# [Written instruction]
Rewrite the records below from the line with "List 34 of the" to the line with "tree-item-label: Computer <box>137", replacing "bboxes" with "bounding boxes" and keeping everything else unchanged. Omit the pictures from your answer.
-- START OF Records supplied --
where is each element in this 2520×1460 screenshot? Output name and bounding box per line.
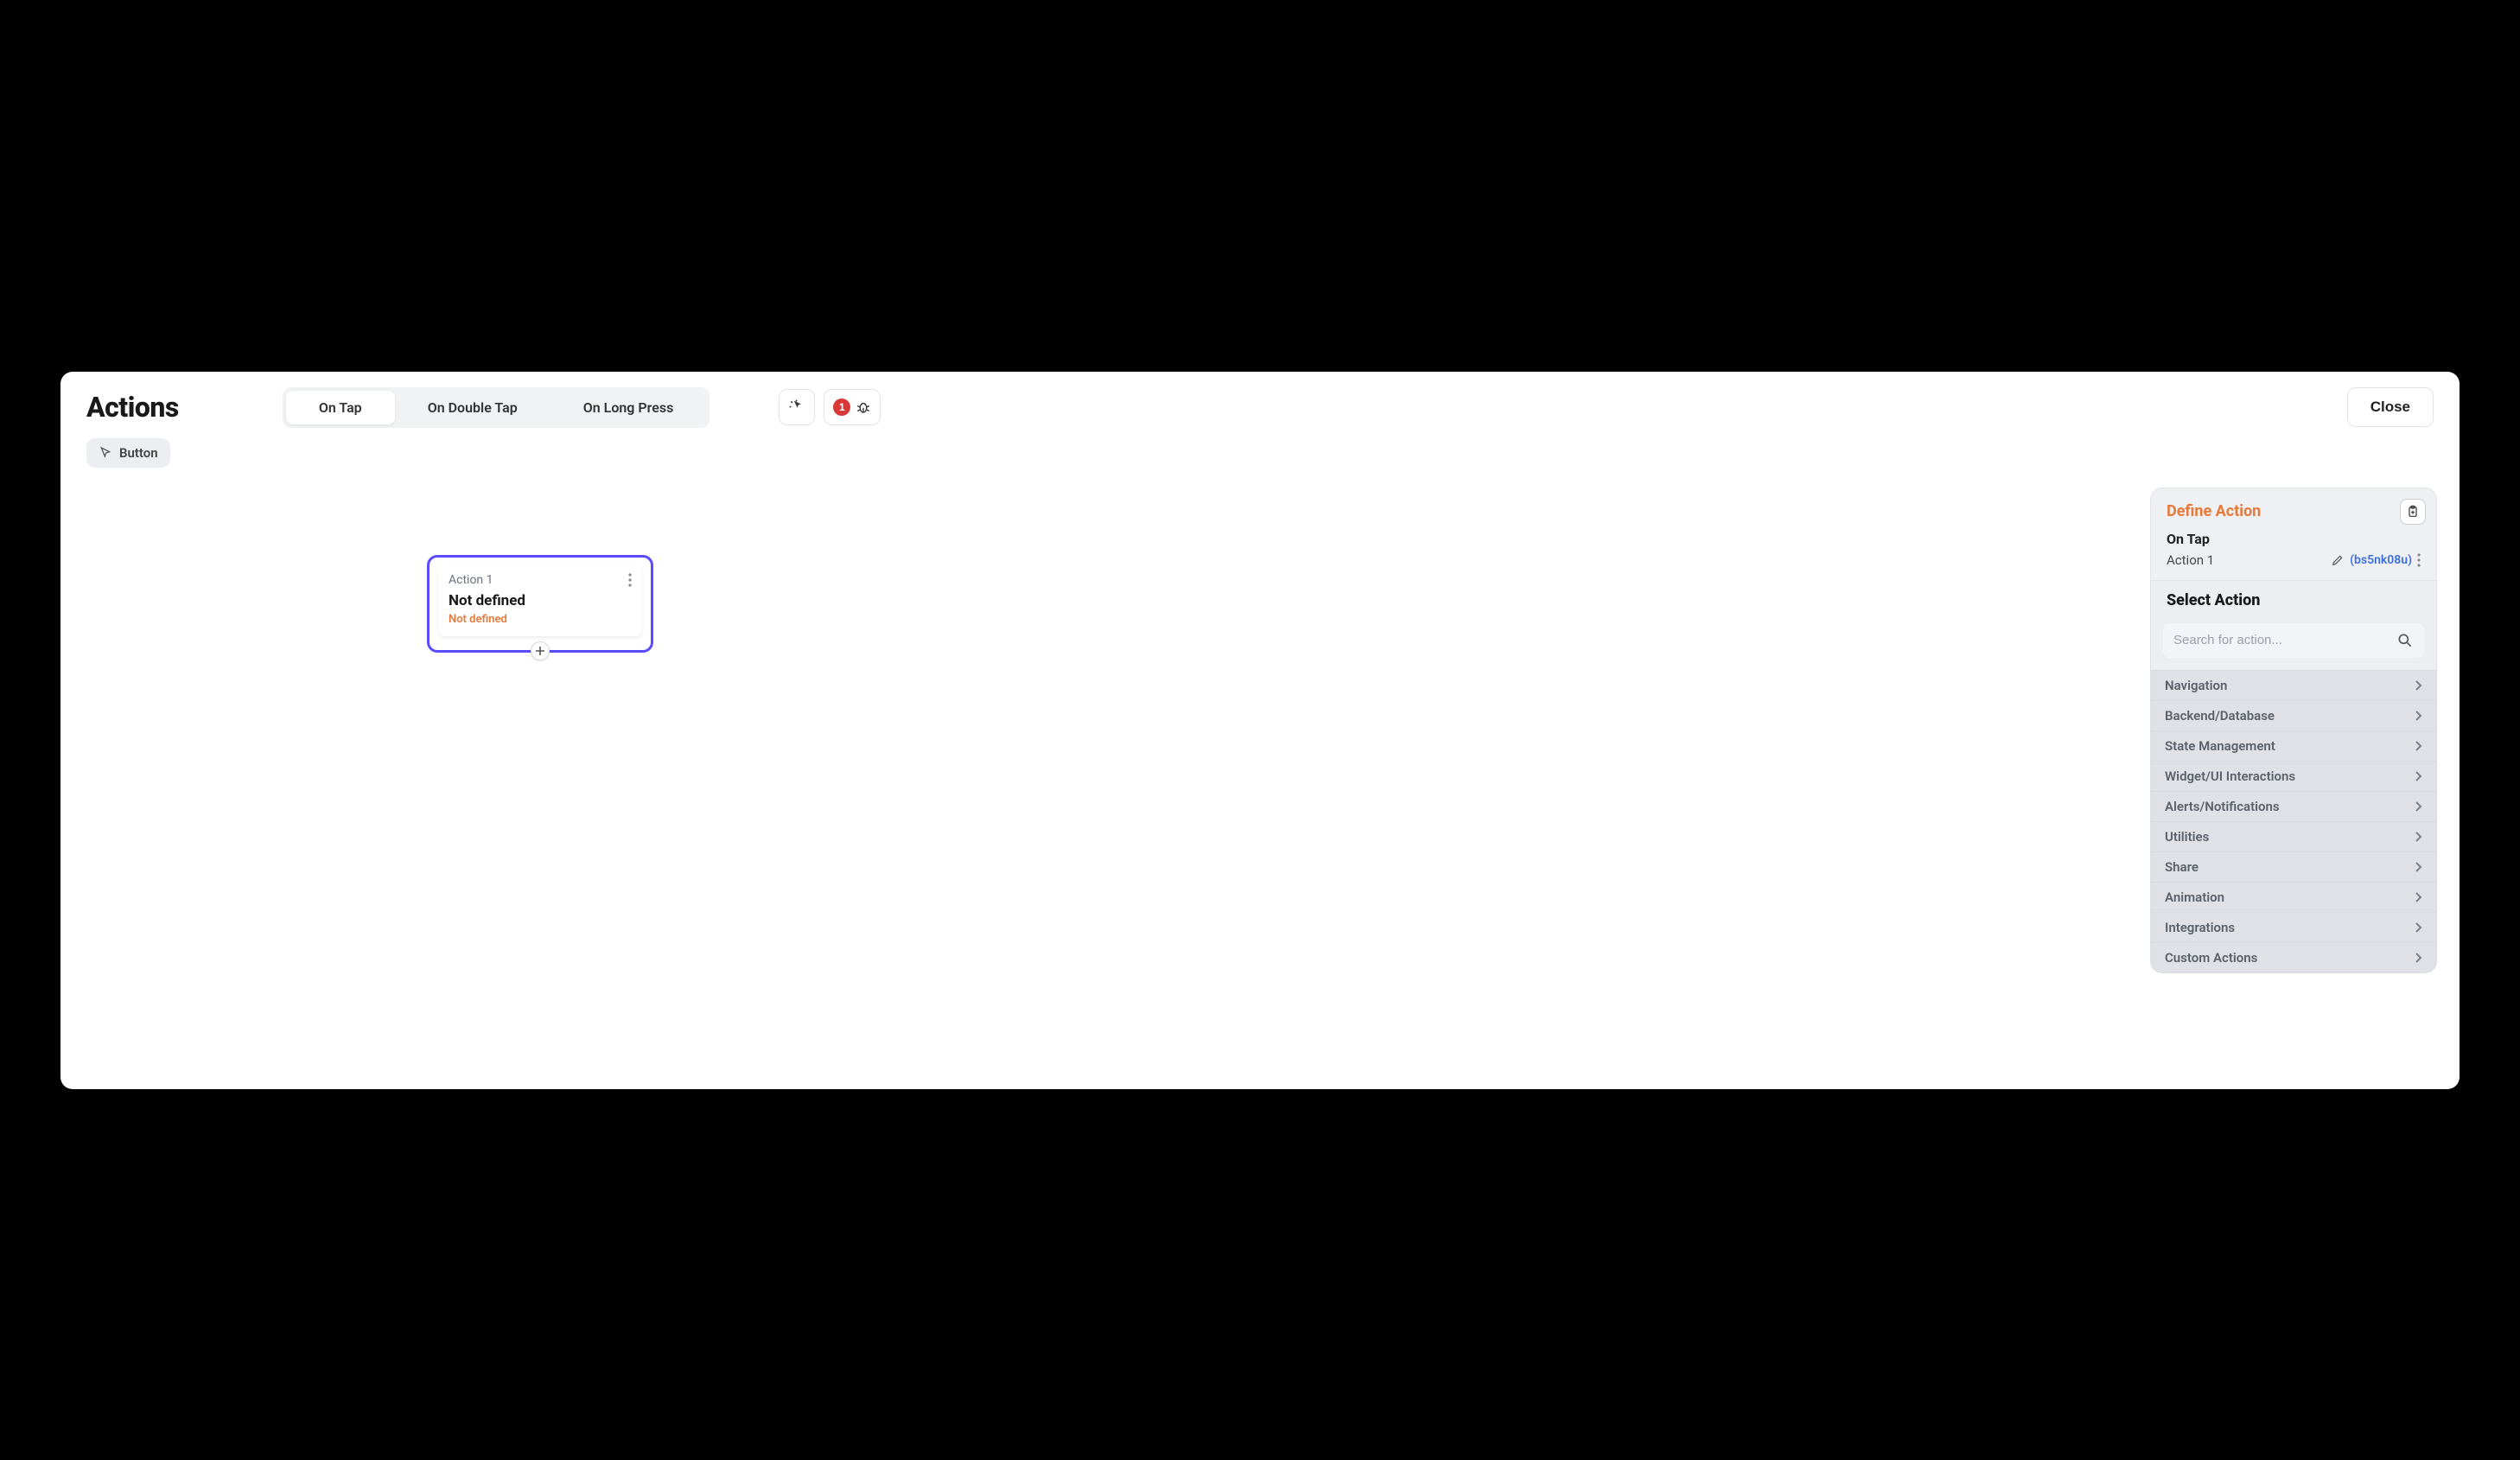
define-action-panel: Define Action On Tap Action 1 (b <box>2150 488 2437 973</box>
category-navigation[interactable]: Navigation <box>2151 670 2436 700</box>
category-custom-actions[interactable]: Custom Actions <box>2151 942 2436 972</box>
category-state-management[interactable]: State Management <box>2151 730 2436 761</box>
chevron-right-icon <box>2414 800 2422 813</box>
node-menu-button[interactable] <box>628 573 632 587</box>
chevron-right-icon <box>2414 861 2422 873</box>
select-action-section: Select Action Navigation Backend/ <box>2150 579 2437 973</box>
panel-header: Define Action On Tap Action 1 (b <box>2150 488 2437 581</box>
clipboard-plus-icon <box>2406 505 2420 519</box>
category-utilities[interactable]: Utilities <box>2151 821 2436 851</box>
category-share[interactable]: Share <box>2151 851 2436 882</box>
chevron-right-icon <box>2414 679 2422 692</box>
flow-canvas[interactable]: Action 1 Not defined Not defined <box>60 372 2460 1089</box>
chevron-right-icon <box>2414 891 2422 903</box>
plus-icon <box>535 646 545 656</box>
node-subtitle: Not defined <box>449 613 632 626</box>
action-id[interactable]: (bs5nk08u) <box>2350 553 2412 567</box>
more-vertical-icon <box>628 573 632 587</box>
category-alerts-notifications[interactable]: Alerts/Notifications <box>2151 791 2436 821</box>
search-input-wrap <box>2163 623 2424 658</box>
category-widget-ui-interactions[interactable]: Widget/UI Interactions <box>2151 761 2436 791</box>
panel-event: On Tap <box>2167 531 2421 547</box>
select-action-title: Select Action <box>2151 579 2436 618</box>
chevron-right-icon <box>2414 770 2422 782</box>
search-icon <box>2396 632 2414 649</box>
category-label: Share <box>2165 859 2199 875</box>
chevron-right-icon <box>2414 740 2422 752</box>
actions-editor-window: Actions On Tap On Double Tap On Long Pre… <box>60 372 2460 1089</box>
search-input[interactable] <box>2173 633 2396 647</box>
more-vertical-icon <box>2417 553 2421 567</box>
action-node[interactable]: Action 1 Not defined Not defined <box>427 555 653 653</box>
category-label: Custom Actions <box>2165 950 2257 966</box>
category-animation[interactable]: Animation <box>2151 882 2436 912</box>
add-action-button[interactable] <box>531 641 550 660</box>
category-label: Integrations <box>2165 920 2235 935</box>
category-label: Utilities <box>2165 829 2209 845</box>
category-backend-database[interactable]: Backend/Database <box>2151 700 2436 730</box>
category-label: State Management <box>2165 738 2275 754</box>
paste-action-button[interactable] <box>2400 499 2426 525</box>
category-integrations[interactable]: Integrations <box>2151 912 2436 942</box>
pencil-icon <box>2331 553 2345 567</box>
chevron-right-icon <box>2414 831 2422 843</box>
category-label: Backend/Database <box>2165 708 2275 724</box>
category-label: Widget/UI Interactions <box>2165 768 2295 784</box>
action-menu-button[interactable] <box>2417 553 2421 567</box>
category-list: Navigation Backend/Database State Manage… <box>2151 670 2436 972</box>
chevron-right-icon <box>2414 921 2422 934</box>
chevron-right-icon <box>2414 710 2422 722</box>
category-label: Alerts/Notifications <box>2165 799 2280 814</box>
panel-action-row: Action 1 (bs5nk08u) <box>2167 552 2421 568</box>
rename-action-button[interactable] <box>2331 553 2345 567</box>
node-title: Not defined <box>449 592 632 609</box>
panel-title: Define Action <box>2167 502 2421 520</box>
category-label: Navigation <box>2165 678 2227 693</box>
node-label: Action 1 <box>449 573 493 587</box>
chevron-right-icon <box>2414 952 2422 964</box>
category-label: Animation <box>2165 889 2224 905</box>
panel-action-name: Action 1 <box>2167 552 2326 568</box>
-- END OF Records supplied --
-- START OF Records supplied --
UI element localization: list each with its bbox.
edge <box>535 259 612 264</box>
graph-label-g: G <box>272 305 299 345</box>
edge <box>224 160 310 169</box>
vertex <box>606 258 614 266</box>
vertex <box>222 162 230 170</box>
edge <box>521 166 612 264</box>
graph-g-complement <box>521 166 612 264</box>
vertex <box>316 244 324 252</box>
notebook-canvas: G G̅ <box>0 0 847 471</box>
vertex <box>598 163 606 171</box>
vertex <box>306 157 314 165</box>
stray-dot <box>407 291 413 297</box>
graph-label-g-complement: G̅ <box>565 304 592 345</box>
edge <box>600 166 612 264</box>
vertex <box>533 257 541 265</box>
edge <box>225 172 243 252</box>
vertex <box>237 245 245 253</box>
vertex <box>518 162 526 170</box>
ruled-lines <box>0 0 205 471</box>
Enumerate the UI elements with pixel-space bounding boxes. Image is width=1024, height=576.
-- END OF Records supplied --
-- START OF Records supplied --
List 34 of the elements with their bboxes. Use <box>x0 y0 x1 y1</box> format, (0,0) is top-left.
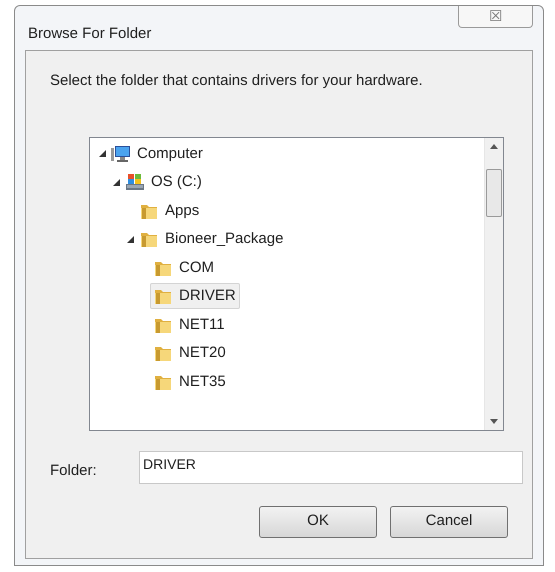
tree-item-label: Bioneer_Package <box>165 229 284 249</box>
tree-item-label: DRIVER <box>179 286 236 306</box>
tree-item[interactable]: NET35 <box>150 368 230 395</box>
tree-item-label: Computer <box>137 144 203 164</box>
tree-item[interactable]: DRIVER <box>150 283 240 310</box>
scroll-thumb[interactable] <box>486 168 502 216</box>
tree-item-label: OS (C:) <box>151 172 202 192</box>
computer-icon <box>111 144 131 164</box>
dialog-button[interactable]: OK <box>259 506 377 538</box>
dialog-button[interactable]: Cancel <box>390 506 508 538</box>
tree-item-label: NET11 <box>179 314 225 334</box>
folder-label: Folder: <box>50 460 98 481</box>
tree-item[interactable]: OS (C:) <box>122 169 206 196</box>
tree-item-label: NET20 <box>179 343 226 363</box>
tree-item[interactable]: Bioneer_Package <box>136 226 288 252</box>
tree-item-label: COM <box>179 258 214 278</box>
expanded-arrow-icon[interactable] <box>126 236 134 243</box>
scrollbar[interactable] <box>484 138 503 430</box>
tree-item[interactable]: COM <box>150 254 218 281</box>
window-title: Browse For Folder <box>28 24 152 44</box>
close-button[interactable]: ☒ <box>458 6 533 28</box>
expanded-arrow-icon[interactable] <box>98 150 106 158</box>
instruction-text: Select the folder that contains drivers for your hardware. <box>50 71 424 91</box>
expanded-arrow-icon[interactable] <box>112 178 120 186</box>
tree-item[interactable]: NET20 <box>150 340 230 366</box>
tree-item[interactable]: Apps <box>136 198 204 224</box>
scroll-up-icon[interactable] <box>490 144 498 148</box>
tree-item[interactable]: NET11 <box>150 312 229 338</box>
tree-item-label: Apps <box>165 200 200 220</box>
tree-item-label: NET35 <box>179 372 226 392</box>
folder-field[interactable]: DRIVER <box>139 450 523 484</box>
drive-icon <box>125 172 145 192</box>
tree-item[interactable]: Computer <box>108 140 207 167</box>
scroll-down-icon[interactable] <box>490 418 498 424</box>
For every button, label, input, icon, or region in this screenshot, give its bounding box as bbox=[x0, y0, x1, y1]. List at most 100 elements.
-- END OF Records supplied --
# [Output for this exercise]
List 34 of the elements with their bounding boxes. Use <box>x0 y0 x1 y1</box> format, (0,0) is top-left.
tree-item-label: Bioneer_Package <box>165 229 284 249</box>
tree-item-label: DRIVER <box>179 286 236 306</box>
tree-item[interactable]: NET35 <box>150 368 230 395</box>
tree-item-label: Computer <box>137 144 203 164</box>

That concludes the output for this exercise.